Further, there is nothing in the Oslo process, or elsewhere in international law, which can deny or legitimately reduce, the State of Palestine’s territory, nor its territorial jurisdiction over the commission of international crimes. In deflecting from the urgent need to realise the opening of a formal investigation into the Situation in Palestine, the continued effect of the Oslo Accords has been to derail focused argument and analysis, to diminish the primacy of human rights, and to perpetuate impunity. [14] Further delays to the process as to the opening of a formal investigation into the Situation in Palestine now aggravates the significant uncertainty that has characterised the prolonged Preliminary Investigations of 2009-12 and 2015-19.

 

We draw attention to the arguments advanced before the Appeals Chamber in the Situation in Afghanistan, to the effect that “certain agreements entered into between the United States and Afghanistan affect the jurisdiction of the Court and should be a factor in assessing the authorisation of the investigation”.[15] However the Appeals Chamber categorically rejected these arguments stating:

 

“the effect of these agreements is not a matter for consideration in relation to the authorisation of an investigation under the statutory scheme. As highlighted by the Prosecutor and LRV 1, article 19 allows States to raise challenges to the jurisdiction of the Court, while articles 97 and 98 include safeguards with respect to pre-existing treaty obligations and other international obligations that may affect the execution of requests under Part 9 of the Statute. Thus, these issues may be raised by interested States should the circumstances require, but the arguments are not pertinent to the issue of the authorisation of an investigation”.[16]

 

Our organisations emphatically stated in our amicus submission to the Court on 16 March 2020, that “the Oslo Accords ceased to be binding in 1999, when a permanent settlement was not reached, as provided for in the agreement”.[17] The brief also emphasised the 2019 Advisory Opinion of the International Court of Justice (ICJ) in Legal Consequences of the Separation of the Chagos Archipelago from Mauritius in 1965, drawing parallels between the 1965 agreement between the United Kingdom and the ‘Council of Ministers’ of its then colony Mauritius, and the situation and the context in which Israel and the PLO concluded the Oslo Process.[18] There the ICJ held:

 

“In the Court’s view, it is not possible to talk of an international agreement, when one of the parties to it, Mauritius, which is said to have ceded the territory to the United Kingdom, was under the authority of the latter. The Court is of the view that heightened scrutiny should be given to the issue of consent in a situation where a part of a non-self-governing territory is separated to create a new colony”.[19]

 

3.3 The Oslo Accords have no Effect on the Court’s Exercise of Territorial Jurisdiction

 

Our organisations restate that the Oslo Accords have no effect on the Court’s exercise of territorial jurisdiction. In this vein, we stress Judge Carranza’s recent reflection on the relationship between amnesty and accountability:

 

“In determining whether an amnesty for international crimes that amount to serious human rights violations is compatible with international law, it is its effect rather than its nomenclature that matters. If the effect of the measure is impunity for perpetrators of international crimes, then such measure would be incompatible with international law”.[20]

 

Judge Carranza further noted that: “it is not open to a State to dispose of international crimes that resulted in the serious violation of human rights. Human rights predate the existence of the State and therefore cannot be the object of an exercise of political power by a State”.[21]

 

Such sentiment must be taken on board in reviewing our current situation. Claims that Oslo serves to deny Palestine jurisdiction over individuals responsible for the perpetration of Rome Statute crimes on its territory are unfounded and without merit. The effect of relying upon Oslo to deny or delimit Palestinian jurisdiction over Rome Statute crimes in any way would be to consolidate and entrench impunity for perpetrators, and would result in not only an unwarranted amnesty for past wrongs, but as a licence for the perpetration of future crimes. It would, as the Office of the Prosecutor has noted, be incongruous for Oslo to trump the exercise of the Palestinian right to self-determination.[22]

 

  1. Israel’s Planned Annexation of Palestinian Territory in July 2020

 

We note that the current positions of the Palestinian President Mahmoud Abbas, reflect the State of Palestine’s peaceful response to Israel’s annexationist measures, however we are also cognizant of the impact that any delays in opening an investigation may have on providing a green light for Israel to continue its war crimes and crimes against humanity in facilitating its territorial expansion including through apartheid, persecution, forcible displacement and transfer in, wilful killing, pillage, and unlawful destruction of property.
+++++
▸ WORK TO DO
1. Rewrite the Oslo Accords submission from "1. Israel’s Planned" to "destruction of property.", changing "green light" to "go-ahead".
2. Write what comes next in the Oslo Accords submission, picking up after its final sentence.

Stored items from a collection
+++++
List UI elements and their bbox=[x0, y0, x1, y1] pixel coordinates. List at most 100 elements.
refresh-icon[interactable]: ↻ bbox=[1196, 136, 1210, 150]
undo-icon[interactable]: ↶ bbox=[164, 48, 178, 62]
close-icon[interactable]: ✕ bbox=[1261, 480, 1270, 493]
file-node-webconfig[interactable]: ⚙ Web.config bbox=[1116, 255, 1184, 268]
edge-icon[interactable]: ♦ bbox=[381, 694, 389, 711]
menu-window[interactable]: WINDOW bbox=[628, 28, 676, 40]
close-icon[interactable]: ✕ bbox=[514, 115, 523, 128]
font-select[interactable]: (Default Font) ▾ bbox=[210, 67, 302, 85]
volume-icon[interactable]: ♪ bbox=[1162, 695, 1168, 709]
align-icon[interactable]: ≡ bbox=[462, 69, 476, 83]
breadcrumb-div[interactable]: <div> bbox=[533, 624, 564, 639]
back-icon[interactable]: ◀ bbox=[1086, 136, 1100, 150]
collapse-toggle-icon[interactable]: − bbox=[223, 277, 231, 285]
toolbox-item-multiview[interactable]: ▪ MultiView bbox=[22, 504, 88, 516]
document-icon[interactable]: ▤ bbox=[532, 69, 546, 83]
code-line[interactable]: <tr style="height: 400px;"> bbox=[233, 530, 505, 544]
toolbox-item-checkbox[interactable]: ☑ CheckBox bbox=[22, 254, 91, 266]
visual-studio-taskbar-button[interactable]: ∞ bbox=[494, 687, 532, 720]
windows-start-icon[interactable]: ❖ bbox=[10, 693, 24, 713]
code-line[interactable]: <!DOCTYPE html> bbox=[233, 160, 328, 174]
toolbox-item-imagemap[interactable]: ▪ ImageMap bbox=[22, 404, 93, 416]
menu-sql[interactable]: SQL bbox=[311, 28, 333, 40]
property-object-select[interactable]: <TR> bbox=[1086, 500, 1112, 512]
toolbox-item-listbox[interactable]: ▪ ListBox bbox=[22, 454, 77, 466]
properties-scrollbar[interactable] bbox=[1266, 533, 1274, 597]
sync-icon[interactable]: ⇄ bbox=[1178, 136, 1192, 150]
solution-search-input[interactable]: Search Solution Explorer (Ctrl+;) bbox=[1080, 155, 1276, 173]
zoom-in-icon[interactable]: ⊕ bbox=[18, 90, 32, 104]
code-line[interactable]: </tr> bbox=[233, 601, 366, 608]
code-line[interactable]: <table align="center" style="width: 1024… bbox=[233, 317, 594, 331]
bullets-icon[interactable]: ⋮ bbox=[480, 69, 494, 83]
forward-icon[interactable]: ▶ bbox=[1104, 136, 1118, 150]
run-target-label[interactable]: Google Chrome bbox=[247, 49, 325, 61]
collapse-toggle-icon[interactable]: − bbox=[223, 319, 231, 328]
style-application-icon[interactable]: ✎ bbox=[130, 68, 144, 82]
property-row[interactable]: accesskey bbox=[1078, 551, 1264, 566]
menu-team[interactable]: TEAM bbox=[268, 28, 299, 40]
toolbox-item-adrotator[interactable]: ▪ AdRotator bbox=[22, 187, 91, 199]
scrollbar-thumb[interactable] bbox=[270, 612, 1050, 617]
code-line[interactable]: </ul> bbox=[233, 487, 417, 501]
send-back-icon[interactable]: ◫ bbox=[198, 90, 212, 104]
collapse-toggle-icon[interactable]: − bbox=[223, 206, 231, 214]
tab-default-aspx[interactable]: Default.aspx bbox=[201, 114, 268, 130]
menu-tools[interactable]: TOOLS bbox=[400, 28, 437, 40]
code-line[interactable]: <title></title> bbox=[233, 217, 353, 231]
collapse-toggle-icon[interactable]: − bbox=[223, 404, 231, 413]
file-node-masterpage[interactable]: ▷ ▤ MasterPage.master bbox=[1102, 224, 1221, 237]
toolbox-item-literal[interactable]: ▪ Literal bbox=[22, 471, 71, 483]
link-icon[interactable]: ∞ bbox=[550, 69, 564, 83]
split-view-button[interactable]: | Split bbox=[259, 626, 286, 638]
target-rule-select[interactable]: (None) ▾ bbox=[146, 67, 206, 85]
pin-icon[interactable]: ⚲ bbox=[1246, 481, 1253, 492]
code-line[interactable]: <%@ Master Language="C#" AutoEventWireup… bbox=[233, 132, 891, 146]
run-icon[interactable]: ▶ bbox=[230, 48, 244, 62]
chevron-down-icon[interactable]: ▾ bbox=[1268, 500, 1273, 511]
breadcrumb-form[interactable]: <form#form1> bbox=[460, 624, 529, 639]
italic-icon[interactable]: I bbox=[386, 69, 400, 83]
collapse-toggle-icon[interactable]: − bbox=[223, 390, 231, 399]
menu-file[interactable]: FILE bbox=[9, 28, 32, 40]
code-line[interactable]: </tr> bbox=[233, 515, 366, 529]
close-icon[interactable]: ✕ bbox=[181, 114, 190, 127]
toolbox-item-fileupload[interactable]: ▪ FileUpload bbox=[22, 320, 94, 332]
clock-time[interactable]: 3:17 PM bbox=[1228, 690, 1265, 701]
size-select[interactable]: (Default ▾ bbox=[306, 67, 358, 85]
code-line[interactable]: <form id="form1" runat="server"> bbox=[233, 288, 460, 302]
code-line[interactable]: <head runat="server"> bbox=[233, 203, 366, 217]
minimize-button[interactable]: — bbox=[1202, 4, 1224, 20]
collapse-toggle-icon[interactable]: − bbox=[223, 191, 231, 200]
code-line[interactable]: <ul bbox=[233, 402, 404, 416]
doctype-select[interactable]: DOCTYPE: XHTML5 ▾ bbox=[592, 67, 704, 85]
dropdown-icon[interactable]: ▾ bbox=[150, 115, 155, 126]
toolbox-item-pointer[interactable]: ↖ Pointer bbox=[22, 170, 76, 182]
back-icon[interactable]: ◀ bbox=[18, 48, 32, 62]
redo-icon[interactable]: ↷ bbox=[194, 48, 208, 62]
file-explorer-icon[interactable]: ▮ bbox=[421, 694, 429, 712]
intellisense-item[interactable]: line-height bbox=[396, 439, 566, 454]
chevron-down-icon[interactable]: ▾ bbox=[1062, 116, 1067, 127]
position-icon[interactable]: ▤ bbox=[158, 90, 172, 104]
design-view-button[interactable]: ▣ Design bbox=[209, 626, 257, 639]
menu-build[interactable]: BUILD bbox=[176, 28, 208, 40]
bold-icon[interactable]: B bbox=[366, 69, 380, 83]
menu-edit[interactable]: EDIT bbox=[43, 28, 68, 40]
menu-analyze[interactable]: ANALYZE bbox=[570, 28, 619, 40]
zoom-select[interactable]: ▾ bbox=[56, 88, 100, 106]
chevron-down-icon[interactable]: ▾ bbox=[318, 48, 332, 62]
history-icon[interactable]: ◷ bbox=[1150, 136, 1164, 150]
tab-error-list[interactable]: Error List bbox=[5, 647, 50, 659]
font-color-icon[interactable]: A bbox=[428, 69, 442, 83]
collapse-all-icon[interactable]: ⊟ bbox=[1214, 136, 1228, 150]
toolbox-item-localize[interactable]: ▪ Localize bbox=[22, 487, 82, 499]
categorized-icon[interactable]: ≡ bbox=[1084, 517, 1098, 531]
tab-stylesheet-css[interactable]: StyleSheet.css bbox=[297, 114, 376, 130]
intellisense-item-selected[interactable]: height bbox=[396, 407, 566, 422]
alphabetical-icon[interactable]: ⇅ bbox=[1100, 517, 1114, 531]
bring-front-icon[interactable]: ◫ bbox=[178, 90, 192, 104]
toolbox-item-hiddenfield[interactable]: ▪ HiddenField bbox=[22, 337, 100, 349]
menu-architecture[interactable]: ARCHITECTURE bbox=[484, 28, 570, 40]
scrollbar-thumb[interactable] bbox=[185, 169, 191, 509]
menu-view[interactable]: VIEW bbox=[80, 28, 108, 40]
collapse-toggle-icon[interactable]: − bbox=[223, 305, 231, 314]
+++++
▸ EXPECTED RESPONSES
1.
1. Israel’s Planned Annexation of Palestinian Territory in July 2020

 

We note that the current positions of the Palestinian President Mahmoud Abbas, reflect the State of Palestine’s peaceful response to Israel’s annexationist measures, however we are also cognizant of the impact that any delays in opening an investigation may have on providing a go-ahead for Israel to continue its war crimes and crimes against humanity in facilitating its territorial expansion including through apartheid, persecution, forcible displacement and transfer in, wilful killing, pillage, and unlawful destruction of property.

2.
 

While the Pre-trial Chamber has authority in line with Article 58 of the Rules of Procedure and Evidence to request “Palestine to provide additional information on this statement, including on the question whether it pertains to any of the Oslo agreements between Palestine and Israel”,[23] such authority is to be exercised “so as long as this does not cause undue delay”.[24]

 

Such delays consolidate the environment of criminality and impunity which characterise the occupation. On 8 June 2020, Al-Haq sent a detailed 17-page urgent appeal to several United Nations (UN) Special Procedures mandates on the extrajudicial execution and wilful killing of Palestinian person with disability, Iyad Khayri Al-Hallaq, a 31-year-old Palestinian resident of East Jerusalem. Iyad was shot and killed by Israeli Border Police while on his way to the Elwyn Centre, a day centre for youth and adults with disabilities in the Old City of Jerusalem on Saturday, 30 May 2020, in violation of international human rights law, international humanitarian law, and in what amounts to the commission of a war crime.

 

We respectfully note, that while the Pre-Trial Chamber is correct to review the Oslo process, and to remain cognisant of and engaged with the political developments which affect that process, given the inordinate amount of time which has passed since the opening of the preliminary examination, and the accelerated moves on the part of Israel, the Occupying Power, and the United States, towards the annexation of Palestine, the present order with its deadline of 24 June 2020 brings us to the precipice of annexation, which is scheduled for 1 July 2020.[25]

 

In the present context, ‘undue delay’ needs be read with a degree of heightened and urgent imminence and immediacy. It does not appear that matters which will be the subject of future proceedings, and which can in no way provide a primae facie basis for denying the scope and extent of the Court’s ability to exercise jurisdiction over the Situation in Palestine, can, in the current environment, be considered so fundamental that they justify further delay towards a prospect of accountability and deterrence.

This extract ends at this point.